**Instructions to follow**
Look through the listing below and work out how many of its lines hold the word "Assist". Give only the number.

====

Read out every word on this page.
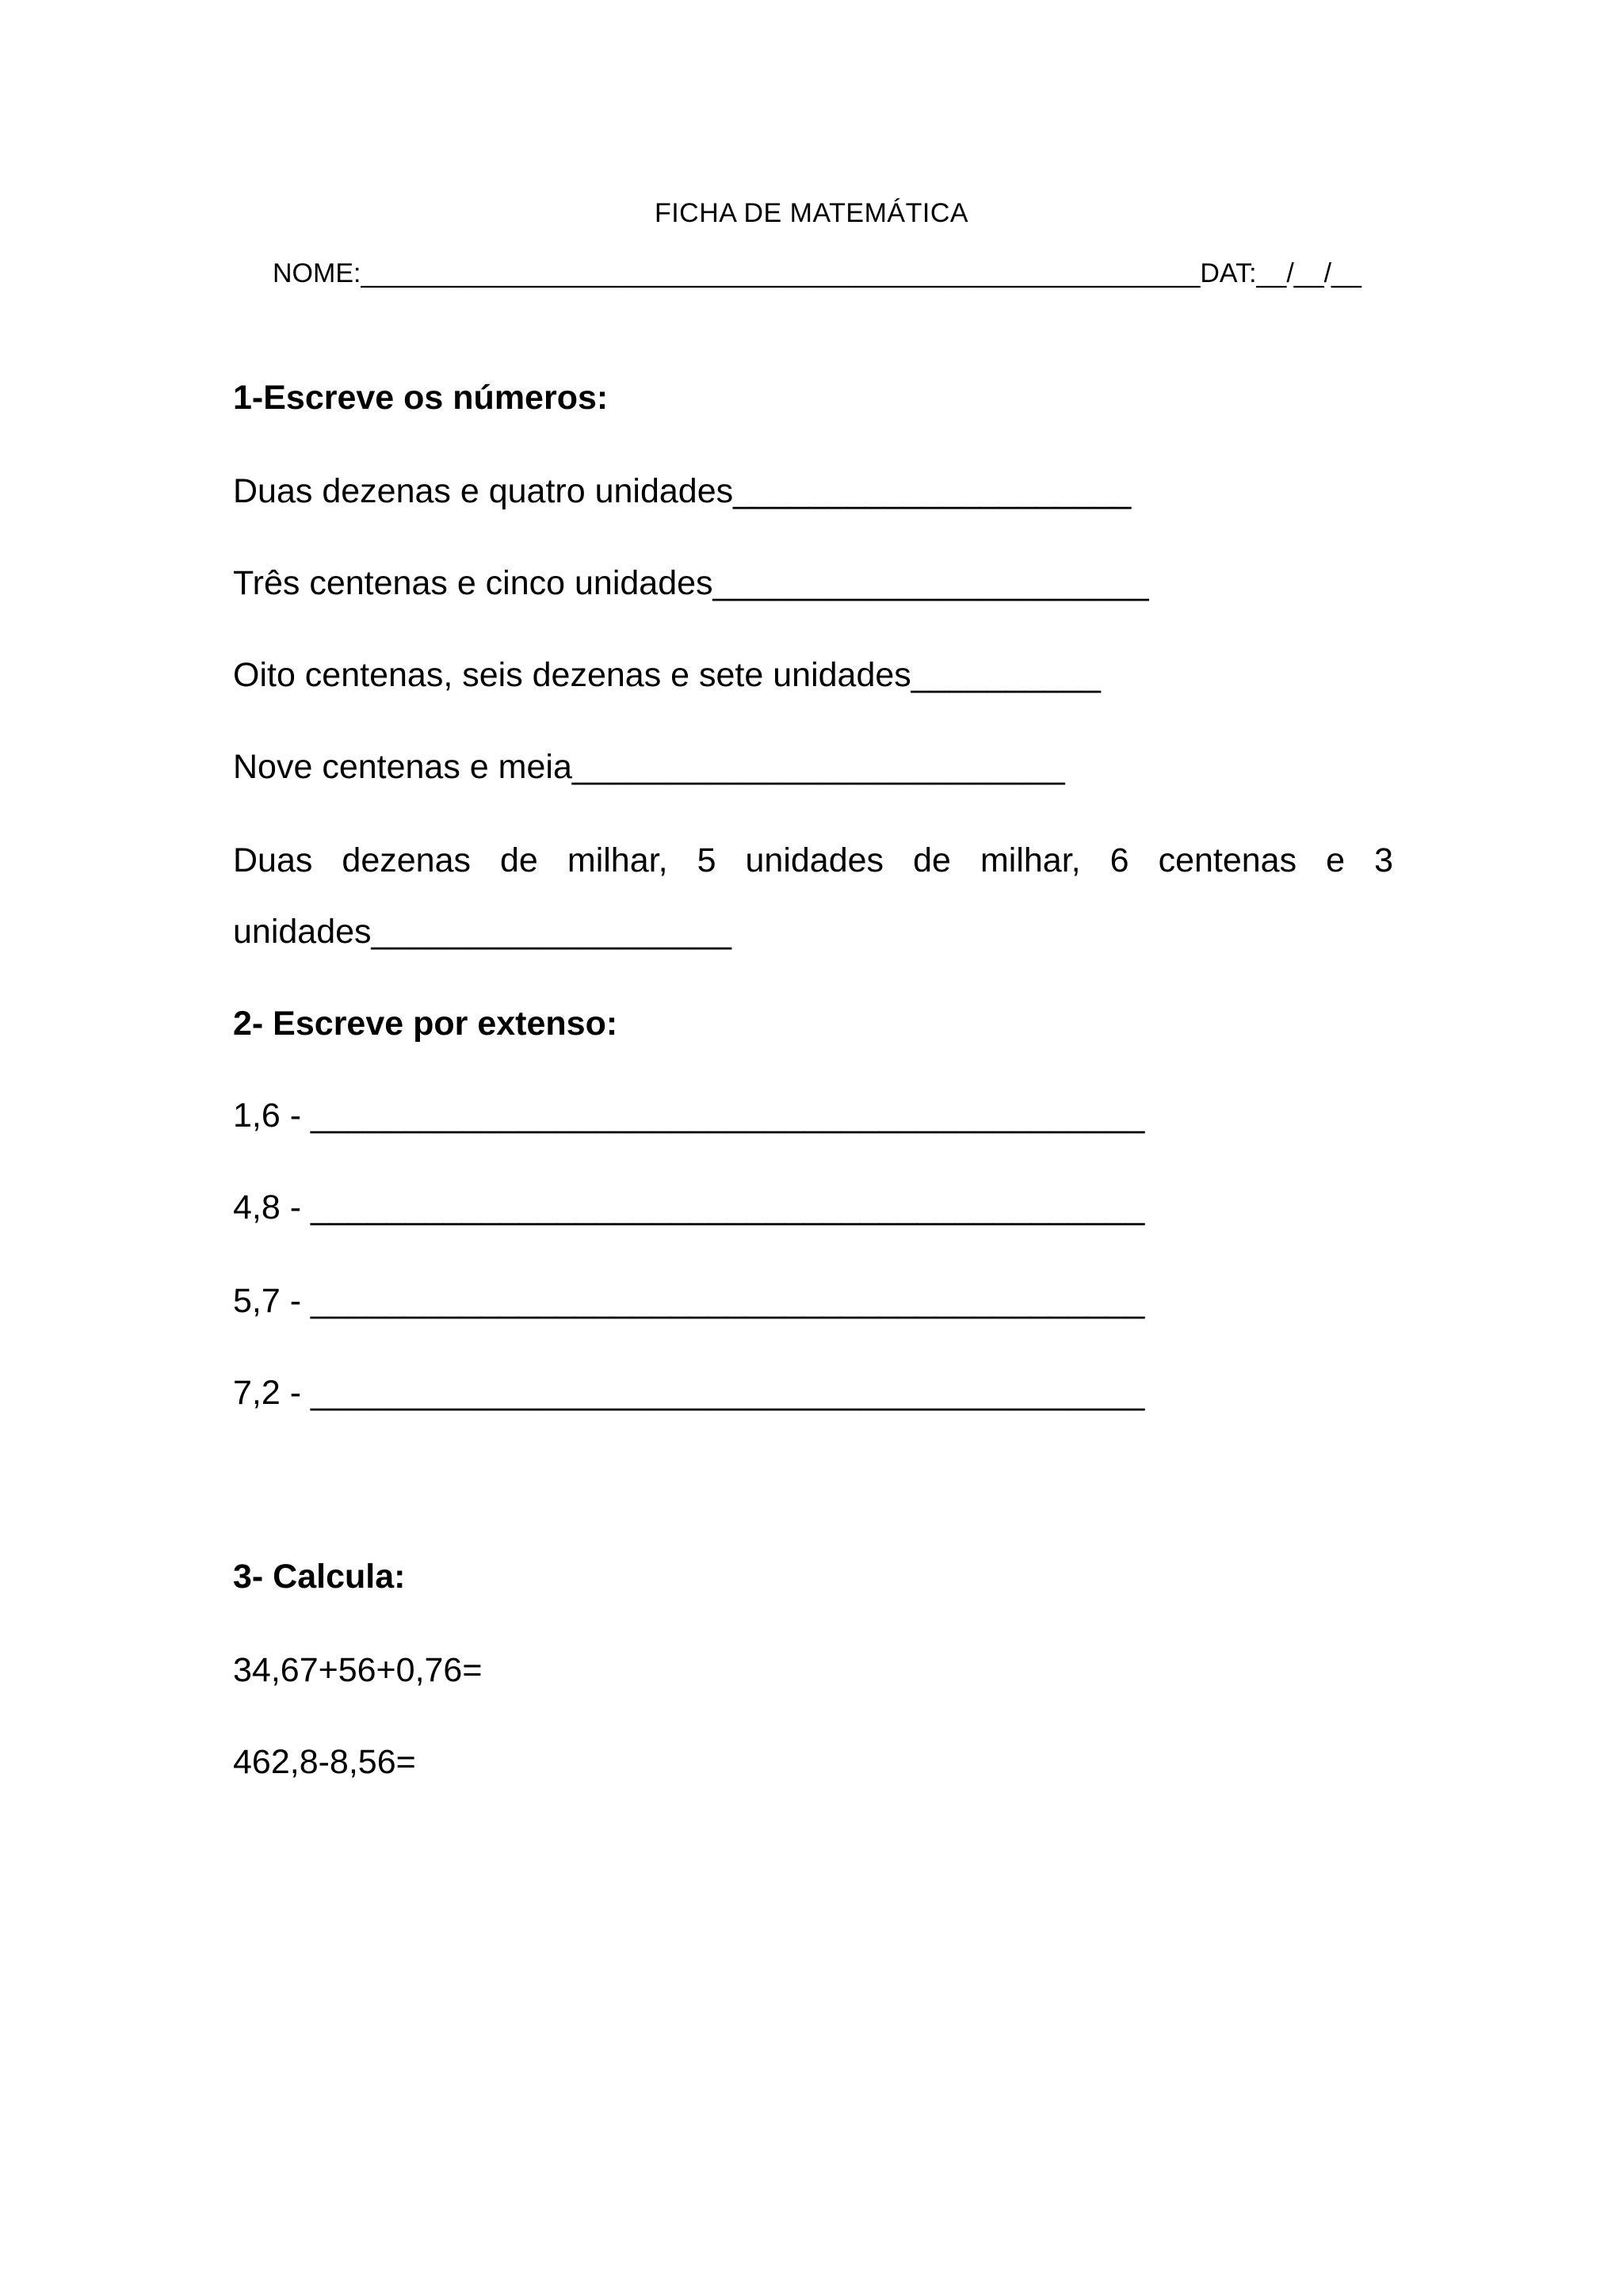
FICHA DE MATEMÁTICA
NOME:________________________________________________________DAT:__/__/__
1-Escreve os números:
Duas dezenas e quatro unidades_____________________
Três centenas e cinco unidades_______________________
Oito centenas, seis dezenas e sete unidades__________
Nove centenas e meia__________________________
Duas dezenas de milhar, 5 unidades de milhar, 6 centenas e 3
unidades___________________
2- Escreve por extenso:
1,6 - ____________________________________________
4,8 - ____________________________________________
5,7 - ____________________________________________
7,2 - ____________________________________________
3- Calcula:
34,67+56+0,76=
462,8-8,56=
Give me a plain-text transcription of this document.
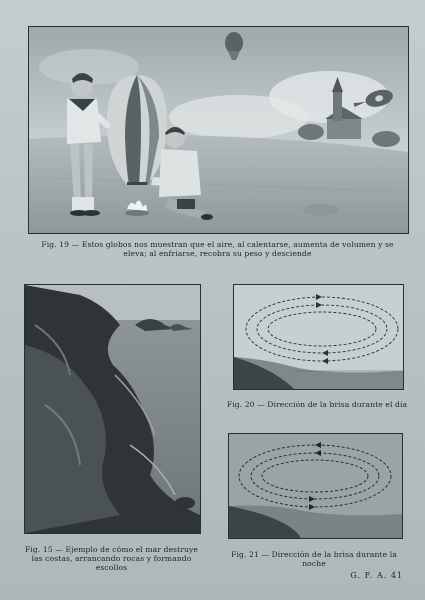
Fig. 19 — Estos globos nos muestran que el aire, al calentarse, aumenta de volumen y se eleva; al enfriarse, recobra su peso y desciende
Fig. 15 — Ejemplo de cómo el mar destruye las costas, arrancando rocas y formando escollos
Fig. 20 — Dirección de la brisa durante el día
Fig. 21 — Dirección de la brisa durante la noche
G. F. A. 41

====

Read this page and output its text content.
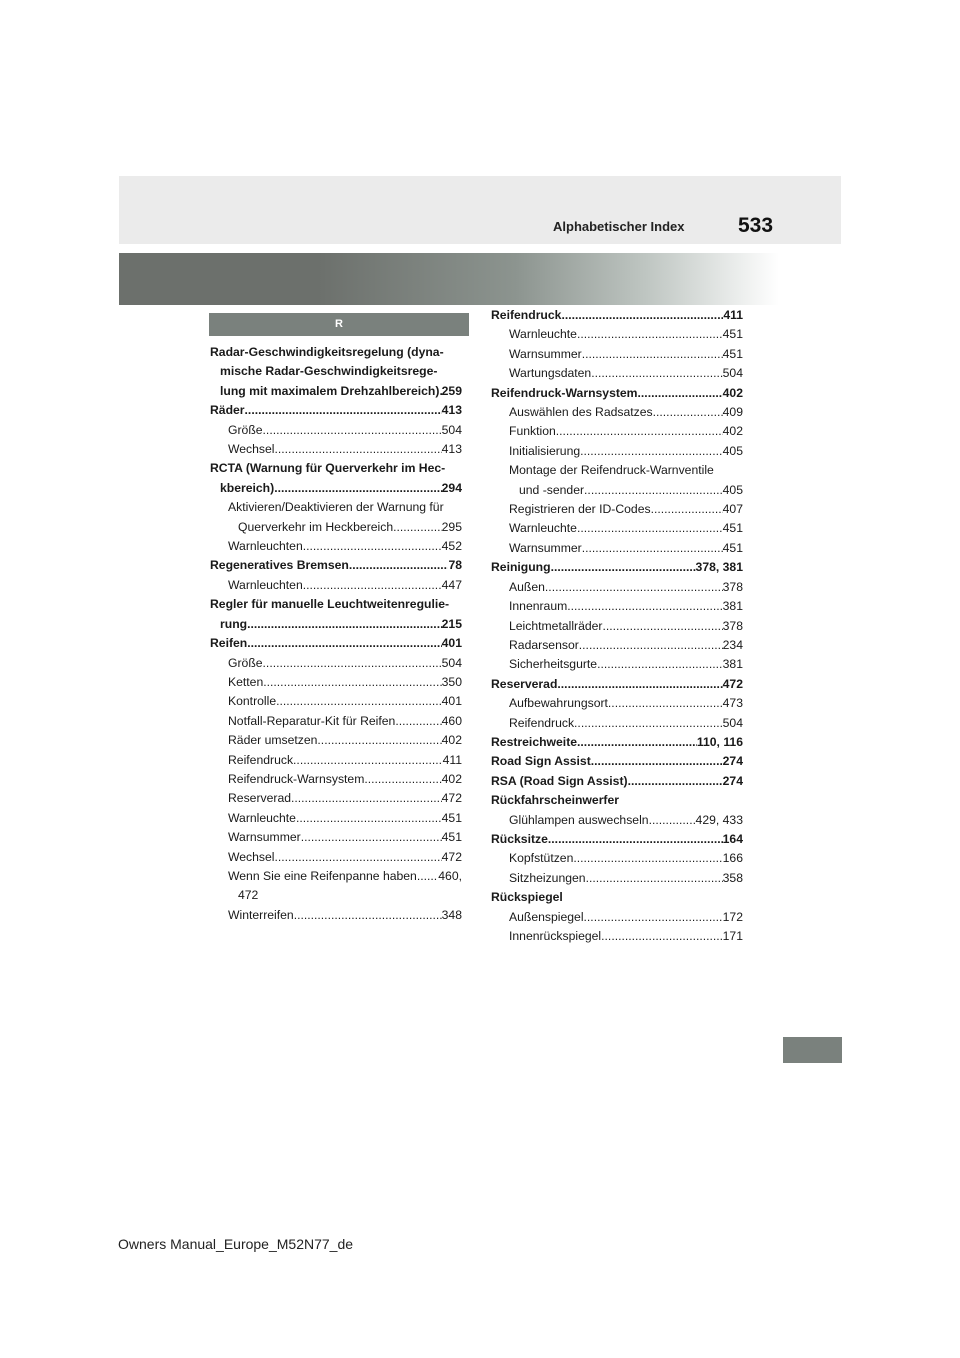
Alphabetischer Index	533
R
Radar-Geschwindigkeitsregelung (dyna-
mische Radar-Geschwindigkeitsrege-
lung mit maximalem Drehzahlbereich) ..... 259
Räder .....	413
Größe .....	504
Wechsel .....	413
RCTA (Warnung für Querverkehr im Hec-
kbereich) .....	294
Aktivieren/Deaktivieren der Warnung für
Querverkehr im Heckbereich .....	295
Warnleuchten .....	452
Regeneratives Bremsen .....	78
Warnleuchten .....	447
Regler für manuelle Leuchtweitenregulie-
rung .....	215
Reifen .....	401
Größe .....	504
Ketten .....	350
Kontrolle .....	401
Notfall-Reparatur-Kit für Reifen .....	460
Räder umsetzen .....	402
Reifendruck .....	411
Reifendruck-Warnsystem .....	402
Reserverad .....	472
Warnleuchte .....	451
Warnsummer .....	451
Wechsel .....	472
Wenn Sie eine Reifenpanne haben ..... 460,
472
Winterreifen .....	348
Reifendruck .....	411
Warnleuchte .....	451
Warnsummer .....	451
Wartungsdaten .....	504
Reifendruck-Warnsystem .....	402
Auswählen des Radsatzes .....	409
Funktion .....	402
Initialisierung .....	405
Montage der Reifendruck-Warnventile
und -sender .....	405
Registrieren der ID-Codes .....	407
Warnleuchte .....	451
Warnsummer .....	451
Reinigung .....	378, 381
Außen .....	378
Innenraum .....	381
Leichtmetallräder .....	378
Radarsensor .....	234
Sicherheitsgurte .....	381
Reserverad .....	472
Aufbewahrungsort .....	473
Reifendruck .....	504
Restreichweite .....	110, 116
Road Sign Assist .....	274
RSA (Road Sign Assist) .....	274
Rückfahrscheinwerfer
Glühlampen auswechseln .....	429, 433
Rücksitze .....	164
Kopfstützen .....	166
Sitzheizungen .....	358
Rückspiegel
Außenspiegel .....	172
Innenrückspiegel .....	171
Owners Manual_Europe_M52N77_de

====

**The reply**
2